--- Data extract ---

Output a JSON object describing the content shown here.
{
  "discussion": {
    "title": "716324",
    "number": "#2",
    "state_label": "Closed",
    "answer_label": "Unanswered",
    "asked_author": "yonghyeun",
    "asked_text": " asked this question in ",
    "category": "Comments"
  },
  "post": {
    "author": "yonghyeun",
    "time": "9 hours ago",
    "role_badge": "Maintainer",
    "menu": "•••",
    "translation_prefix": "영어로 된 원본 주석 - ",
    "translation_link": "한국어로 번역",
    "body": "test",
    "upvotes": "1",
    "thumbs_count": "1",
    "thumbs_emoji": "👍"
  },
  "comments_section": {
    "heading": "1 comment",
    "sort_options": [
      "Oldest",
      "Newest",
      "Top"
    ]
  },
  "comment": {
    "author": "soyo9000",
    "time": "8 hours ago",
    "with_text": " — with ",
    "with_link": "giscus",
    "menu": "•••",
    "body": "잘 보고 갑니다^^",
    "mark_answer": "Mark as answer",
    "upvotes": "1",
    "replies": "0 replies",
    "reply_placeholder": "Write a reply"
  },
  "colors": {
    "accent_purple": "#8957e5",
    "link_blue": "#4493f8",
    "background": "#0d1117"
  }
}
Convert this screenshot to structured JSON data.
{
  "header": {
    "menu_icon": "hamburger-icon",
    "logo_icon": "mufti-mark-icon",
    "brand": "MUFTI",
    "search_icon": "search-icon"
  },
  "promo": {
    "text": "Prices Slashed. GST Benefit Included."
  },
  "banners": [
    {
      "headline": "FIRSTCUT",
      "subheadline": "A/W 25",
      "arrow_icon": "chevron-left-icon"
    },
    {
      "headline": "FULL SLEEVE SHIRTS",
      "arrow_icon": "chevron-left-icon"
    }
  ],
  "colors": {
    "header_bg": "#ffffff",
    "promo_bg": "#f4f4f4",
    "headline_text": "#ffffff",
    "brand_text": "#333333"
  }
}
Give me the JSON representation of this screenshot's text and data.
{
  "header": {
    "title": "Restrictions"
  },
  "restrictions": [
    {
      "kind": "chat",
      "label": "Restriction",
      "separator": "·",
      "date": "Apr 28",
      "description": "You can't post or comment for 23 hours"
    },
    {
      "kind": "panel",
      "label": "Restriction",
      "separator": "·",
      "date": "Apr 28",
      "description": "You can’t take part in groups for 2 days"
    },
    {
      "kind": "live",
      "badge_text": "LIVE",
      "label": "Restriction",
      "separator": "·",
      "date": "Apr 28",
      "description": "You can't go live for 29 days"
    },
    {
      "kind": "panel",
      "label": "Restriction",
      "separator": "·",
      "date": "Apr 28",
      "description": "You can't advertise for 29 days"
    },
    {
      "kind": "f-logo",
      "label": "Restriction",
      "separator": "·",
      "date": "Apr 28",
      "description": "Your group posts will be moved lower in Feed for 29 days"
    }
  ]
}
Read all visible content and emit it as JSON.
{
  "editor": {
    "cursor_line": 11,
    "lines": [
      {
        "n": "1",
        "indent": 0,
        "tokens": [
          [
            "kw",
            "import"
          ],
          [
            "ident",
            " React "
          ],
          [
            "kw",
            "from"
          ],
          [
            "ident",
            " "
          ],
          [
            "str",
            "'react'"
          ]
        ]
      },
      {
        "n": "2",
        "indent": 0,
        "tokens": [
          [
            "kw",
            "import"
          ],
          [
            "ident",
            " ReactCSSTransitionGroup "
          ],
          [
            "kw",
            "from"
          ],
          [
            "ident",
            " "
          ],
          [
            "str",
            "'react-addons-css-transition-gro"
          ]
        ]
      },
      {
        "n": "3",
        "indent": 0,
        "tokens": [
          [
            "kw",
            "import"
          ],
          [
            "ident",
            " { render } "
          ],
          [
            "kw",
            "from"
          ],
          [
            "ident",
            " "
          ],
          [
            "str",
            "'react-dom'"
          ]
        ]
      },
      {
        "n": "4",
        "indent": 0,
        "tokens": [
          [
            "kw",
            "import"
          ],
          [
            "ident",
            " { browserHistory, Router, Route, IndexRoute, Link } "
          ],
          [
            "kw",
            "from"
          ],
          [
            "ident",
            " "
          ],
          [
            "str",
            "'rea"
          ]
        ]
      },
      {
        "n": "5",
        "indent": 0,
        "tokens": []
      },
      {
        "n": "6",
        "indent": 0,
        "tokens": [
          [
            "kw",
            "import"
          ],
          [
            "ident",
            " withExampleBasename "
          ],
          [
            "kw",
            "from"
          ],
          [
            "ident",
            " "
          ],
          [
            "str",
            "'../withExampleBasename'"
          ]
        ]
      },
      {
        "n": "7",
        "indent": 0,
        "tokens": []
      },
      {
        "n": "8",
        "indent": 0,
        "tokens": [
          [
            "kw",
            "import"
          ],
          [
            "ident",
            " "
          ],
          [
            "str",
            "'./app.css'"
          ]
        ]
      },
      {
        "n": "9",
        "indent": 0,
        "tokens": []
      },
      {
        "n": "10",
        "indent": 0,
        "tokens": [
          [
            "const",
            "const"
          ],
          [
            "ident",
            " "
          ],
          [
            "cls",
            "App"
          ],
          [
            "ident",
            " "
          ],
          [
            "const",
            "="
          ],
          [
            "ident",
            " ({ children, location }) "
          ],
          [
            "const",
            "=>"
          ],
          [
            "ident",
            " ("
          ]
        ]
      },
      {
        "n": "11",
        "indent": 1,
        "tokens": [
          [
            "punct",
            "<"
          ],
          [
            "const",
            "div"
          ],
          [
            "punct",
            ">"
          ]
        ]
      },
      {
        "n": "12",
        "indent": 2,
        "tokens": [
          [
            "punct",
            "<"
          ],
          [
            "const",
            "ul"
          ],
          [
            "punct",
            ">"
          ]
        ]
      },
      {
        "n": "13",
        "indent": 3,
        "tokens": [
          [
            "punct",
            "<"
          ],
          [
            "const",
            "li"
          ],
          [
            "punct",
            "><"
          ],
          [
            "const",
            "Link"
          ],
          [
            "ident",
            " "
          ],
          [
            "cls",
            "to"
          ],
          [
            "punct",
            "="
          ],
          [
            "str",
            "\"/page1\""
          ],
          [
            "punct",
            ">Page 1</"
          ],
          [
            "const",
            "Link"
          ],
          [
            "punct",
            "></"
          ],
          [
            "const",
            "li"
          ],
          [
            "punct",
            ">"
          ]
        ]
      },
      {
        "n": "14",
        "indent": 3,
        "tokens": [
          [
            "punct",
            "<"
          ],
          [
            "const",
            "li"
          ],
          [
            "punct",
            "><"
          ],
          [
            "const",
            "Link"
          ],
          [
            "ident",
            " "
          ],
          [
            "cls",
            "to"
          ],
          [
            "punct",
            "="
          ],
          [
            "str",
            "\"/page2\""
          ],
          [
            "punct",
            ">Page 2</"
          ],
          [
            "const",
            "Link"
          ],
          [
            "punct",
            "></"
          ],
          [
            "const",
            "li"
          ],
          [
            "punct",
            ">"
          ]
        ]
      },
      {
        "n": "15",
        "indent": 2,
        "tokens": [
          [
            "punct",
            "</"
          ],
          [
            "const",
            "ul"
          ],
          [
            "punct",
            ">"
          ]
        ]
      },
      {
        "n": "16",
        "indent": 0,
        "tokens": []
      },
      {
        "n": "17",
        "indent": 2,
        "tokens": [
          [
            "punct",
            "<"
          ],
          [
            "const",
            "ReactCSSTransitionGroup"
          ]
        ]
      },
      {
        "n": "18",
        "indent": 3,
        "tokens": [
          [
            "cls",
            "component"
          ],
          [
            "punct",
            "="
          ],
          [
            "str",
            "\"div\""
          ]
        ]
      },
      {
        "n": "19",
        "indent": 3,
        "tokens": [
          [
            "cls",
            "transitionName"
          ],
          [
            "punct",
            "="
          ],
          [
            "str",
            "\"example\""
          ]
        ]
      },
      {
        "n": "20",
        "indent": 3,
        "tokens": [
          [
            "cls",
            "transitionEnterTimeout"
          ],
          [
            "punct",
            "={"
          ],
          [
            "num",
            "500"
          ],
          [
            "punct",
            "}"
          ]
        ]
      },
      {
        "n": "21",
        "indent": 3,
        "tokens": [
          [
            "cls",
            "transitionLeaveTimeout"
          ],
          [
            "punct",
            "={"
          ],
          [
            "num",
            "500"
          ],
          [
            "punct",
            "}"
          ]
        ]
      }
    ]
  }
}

---

> **Written instruction**:
Copy each line that contains the word "icon".

> **Task solution**:
    "menu_icon": "hamburger-icon",
    "logo_icon": "mufti-mark-icon",
    "search_icon": "search-icon"
      "arrow_icon": "chevron-left-icon"
      "arrow_icon": "chevron-left-icon"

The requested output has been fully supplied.